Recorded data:
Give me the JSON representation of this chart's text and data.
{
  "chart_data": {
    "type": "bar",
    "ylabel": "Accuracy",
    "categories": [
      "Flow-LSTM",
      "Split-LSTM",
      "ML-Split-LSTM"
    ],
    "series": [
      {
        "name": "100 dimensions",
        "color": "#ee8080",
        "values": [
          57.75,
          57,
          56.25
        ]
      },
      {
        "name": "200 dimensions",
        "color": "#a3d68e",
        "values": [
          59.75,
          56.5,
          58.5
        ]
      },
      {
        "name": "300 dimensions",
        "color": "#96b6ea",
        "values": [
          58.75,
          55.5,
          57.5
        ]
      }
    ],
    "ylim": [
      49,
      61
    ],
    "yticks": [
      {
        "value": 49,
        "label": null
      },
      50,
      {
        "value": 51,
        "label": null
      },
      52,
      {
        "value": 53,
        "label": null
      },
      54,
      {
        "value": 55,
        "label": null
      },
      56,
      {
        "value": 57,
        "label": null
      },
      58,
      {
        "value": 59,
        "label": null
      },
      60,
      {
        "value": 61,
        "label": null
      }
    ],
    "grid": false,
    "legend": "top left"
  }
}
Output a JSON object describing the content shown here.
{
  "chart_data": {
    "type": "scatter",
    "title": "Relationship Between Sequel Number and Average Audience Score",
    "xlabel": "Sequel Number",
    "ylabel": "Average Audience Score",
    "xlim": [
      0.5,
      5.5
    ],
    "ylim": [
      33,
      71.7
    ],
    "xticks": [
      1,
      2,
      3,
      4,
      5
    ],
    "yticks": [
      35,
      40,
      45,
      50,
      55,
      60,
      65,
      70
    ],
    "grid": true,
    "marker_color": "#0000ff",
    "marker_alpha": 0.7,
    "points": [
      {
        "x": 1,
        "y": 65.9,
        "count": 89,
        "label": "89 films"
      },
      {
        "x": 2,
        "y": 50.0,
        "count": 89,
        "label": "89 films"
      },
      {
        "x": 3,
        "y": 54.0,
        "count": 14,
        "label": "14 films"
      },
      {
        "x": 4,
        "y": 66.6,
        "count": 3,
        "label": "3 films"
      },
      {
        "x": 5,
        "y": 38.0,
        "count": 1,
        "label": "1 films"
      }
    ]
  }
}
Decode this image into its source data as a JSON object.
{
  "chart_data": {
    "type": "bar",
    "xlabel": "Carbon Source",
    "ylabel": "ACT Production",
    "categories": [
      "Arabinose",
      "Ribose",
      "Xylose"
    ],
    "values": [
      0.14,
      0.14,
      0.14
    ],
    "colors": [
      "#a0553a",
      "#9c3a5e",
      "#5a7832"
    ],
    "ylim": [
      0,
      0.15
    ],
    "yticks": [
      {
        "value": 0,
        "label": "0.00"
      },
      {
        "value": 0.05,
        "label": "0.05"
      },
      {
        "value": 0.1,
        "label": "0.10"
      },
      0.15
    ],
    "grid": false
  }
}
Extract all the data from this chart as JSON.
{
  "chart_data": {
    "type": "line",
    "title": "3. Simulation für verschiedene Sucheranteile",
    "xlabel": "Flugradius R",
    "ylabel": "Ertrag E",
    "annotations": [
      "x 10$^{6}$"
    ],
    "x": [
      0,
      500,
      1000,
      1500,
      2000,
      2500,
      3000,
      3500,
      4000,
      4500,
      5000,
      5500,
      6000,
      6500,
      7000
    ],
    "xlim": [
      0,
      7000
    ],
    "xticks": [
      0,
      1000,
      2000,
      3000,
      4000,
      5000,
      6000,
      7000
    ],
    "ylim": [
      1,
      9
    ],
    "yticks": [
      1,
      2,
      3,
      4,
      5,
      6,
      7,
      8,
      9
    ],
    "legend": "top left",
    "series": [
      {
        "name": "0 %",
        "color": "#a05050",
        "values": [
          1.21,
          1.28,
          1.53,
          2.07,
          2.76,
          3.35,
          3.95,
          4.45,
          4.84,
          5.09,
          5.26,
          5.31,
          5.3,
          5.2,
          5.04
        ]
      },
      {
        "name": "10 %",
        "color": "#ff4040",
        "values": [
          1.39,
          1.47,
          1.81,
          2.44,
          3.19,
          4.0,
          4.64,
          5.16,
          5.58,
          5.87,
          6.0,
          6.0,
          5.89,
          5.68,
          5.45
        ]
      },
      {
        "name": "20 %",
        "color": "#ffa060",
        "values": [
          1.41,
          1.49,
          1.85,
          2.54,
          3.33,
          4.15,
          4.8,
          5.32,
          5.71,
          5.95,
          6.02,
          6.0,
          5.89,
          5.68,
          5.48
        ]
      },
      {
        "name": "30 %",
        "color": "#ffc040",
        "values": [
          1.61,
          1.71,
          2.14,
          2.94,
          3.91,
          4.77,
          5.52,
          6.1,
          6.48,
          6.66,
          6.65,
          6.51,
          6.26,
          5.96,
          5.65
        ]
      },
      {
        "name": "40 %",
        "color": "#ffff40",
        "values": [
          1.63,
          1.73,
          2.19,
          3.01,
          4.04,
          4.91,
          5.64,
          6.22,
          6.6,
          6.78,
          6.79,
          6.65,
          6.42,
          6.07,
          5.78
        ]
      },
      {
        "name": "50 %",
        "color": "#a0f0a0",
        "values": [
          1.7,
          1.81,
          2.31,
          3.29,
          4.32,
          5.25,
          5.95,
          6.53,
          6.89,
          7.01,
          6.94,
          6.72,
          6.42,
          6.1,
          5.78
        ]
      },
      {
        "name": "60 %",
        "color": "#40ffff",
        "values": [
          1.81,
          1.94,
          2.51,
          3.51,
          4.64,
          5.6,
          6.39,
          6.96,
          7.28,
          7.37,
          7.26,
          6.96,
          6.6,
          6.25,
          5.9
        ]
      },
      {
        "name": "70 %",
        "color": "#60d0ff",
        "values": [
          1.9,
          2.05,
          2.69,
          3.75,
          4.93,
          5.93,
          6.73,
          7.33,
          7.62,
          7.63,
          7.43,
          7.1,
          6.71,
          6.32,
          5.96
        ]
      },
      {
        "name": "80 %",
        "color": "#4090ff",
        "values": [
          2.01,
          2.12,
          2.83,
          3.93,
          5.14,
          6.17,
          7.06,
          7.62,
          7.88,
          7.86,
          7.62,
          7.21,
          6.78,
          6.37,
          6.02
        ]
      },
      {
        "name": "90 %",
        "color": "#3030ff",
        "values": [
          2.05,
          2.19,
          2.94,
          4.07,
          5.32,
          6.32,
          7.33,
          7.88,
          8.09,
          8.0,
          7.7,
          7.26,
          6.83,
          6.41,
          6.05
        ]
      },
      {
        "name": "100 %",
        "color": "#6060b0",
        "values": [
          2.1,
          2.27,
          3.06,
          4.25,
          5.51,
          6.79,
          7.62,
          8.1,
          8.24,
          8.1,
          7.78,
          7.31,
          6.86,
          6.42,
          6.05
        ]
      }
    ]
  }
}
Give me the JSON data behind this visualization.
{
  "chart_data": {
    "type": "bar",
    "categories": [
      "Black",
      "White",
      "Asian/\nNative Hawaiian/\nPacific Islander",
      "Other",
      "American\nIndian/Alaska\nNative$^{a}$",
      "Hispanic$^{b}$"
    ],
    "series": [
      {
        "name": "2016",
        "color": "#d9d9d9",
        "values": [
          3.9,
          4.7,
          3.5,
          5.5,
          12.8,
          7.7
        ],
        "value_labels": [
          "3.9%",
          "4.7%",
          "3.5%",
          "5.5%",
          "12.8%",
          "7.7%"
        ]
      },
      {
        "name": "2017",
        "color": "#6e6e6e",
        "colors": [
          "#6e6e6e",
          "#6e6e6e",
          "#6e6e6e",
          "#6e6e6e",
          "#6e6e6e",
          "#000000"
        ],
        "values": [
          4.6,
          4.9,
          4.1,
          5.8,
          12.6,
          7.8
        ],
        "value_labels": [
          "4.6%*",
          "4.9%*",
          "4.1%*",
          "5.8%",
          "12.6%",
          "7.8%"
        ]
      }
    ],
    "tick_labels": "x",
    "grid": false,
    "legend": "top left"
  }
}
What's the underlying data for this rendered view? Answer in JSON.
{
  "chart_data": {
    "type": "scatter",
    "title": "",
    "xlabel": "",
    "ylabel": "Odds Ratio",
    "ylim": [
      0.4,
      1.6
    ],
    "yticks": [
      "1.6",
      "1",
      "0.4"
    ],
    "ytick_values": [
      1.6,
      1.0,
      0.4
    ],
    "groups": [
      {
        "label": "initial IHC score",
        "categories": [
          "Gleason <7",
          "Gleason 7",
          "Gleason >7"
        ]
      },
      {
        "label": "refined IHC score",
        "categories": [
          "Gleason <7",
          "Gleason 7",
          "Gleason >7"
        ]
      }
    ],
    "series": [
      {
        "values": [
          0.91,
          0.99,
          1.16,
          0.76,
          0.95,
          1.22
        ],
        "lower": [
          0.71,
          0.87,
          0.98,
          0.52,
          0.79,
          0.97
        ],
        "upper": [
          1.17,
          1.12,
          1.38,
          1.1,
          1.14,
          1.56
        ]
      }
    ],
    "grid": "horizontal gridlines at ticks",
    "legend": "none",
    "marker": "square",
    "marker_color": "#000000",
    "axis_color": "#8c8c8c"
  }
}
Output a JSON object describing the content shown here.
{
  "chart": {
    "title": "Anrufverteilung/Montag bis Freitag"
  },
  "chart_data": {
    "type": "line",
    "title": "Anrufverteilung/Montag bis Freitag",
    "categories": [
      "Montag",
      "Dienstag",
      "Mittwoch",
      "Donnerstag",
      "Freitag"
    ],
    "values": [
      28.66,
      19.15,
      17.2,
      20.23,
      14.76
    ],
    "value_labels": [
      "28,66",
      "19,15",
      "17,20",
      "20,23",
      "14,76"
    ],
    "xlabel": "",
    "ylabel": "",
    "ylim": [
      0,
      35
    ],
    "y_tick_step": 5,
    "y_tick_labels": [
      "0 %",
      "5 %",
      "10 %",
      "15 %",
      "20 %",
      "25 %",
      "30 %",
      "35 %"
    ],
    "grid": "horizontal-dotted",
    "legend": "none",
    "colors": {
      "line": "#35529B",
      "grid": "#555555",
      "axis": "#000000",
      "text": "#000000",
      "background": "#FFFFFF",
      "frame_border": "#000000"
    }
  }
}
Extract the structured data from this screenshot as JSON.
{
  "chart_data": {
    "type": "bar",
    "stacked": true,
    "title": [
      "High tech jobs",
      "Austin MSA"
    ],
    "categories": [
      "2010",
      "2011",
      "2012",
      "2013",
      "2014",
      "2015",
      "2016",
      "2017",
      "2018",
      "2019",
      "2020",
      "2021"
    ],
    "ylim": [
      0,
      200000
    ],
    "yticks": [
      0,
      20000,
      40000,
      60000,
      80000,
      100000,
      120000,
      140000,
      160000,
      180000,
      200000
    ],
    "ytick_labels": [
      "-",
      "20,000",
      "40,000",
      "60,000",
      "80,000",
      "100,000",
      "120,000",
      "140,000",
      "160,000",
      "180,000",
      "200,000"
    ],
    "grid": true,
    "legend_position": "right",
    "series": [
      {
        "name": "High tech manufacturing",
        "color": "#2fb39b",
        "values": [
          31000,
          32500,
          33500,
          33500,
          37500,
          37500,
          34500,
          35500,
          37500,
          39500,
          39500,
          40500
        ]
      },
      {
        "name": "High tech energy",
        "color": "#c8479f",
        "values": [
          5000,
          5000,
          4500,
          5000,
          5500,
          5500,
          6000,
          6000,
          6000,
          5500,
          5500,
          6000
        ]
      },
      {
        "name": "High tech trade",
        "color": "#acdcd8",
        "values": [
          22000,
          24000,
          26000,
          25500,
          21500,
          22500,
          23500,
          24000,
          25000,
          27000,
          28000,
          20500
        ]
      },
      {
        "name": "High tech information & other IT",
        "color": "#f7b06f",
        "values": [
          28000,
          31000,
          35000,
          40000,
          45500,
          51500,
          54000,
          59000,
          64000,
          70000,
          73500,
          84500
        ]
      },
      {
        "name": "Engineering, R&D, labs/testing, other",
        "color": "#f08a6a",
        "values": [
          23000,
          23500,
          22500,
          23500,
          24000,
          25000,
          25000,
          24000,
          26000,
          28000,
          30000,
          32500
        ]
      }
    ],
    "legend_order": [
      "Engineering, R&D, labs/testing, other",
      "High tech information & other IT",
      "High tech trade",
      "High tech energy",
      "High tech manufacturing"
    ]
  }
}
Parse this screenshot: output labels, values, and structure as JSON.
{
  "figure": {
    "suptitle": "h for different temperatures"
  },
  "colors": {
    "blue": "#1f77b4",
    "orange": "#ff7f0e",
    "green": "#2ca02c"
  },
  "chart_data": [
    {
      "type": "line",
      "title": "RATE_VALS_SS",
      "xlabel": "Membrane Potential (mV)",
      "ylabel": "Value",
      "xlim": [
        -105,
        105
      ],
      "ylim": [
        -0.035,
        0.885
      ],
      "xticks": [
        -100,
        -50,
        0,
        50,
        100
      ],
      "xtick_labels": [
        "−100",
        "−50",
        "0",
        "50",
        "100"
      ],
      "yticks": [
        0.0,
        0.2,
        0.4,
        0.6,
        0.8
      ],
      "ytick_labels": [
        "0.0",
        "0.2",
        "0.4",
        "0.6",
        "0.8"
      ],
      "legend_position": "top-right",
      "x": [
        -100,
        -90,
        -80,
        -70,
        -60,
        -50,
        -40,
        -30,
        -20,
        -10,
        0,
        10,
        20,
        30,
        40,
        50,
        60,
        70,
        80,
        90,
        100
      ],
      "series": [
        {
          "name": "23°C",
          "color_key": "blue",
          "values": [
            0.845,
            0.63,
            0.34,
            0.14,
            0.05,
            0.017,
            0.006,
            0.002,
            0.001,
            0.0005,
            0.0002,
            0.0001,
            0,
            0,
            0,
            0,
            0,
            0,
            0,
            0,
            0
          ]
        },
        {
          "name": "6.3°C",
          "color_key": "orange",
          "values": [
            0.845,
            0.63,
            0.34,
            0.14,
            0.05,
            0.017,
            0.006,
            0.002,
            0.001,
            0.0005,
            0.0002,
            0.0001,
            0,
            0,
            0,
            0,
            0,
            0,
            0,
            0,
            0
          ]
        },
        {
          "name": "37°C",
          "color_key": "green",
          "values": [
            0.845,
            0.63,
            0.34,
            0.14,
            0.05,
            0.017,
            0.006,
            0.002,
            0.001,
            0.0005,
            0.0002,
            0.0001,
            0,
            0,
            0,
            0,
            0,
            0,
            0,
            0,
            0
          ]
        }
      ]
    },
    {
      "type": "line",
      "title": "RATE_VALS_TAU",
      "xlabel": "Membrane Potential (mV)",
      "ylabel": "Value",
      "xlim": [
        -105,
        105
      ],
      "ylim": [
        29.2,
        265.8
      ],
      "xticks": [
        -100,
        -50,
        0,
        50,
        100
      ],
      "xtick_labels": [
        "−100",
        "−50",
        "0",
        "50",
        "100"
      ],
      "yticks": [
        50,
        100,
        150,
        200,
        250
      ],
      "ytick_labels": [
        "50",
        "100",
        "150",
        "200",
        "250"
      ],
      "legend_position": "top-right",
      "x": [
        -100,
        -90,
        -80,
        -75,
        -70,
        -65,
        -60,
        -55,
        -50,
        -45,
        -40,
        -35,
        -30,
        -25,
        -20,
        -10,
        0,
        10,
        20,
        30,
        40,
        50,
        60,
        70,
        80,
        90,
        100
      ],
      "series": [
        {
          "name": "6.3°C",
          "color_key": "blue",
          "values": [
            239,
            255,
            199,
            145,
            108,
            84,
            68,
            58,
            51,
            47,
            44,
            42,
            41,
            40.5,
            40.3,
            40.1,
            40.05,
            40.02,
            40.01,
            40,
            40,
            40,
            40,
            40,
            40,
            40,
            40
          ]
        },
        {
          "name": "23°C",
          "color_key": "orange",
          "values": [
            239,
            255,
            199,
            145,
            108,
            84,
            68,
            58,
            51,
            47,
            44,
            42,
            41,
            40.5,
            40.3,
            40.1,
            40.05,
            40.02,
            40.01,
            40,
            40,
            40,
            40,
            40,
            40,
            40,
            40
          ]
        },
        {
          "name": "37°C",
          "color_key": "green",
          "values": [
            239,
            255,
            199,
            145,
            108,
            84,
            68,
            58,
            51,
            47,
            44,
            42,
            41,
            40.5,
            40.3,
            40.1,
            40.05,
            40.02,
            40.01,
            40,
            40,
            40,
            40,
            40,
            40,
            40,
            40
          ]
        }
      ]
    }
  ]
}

* WORK REQUIRED
Search the records for the word "Give", then list every line that has it.

* EXPECTED OUTPUT
Give me the JSON representation of this chart's text and data.
Give me the JSON data behind this visualization.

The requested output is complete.